_Exercise task:_
Using the material below, copy every line where "DFAs" appears.
*** Information provided
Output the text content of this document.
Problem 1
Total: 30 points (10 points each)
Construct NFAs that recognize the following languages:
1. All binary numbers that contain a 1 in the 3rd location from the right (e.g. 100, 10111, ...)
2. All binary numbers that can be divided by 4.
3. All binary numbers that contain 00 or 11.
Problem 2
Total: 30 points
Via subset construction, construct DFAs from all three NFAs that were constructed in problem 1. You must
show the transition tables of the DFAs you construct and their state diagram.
******
_Solution for this task:_
Via subset construction, construct DFAs from all three NFAs that were constructed in problem 1. You must
show the transition tables of the DFAs you construct and their state diagram.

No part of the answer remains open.